• _To be done_
Reproduce the full listing that appears beneath this instruction exactly.

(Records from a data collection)
— START —
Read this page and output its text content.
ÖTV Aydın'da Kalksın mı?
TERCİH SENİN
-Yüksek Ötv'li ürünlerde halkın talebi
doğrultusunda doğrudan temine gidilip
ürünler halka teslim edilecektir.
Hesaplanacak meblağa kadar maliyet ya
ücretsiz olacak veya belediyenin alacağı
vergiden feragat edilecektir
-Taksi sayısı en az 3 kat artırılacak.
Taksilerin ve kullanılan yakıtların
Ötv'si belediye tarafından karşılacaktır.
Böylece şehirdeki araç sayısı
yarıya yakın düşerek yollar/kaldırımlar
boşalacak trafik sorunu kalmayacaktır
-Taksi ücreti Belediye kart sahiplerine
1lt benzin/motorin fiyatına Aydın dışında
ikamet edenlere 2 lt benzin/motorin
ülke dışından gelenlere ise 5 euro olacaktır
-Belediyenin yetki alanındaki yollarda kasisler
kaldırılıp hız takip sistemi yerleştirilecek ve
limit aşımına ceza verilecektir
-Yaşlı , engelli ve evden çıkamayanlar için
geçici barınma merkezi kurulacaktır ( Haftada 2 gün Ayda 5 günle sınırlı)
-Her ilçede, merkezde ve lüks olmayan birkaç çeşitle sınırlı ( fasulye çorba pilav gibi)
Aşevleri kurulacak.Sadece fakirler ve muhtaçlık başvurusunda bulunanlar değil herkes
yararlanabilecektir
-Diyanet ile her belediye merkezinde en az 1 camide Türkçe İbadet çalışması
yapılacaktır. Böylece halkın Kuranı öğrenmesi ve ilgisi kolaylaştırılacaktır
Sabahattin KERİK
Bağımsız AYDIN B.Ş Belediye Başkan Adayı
— END —
• _Written answer_
Read this page and output its text content.
ÖTV Aydın'da Kalksın mı?
TERCİH SENİN
-Yüksek Ötv'li ürünlerde halkın talebi
doğrultusunda doğrudan temine gidilip
ürünler halka teslim edilecektir.
Hesaplanacak meblağa kadar maliyet ya
ücretsiz olacak veya belediyenin alacağı
vergiden feragat edilecektir
-Taksi sayısı en az 3 kat artırılacak.
Taksilerin ve kullanılan yakıtların
Ötv'si belediye tarafından karşılacaktır.
Böylece şehirdeki araç sayısı
yarıya yakın düşerek yollar/kaldırımlar
boşalacak trafik sorunu kalmayacaktır
-Taksi ücreti Belediye kart sahiplerine
1lt benzin/motorin fiyatına Aydın dışında
ikamet edenlere 2 lt benzin/motorin
ülke dışından gelenlere ise 5 euro olacaktır
-Belediyenin yetki alanındaki yollarda kasisler
kaldırılıp hız takip sistemi yerleştirilecek ve
limit aşımına ceza verilecektir
-Yaşlı , engelli ve evden çıkamayanlar için
geçici barınma merkezi kurulacaktır ( Haftada 2 gün Ayda 5 günle sınırlı)
-Her ilçede, merkezde ve lüks olmayan birkaç çeşitle sınırlı ( fasulye çorba pilav gibi)
Aşevleri kurulacak.Sadece fakirler ve muhtaçlık başvurusunda bulunanlar değil herkes
yararlanabilecektir
-Diyanet ile her belediye merkezinde en az 1 camide Türkçe İbadet çalışması
yapılacaktır. Böylece halkın Kuranı öğrenmesi ve ilgisi kolaylaştırılacaktır
Sabahattin KERİK
Bağımsız AYDIN B.Ş Belediye Başkan Adayı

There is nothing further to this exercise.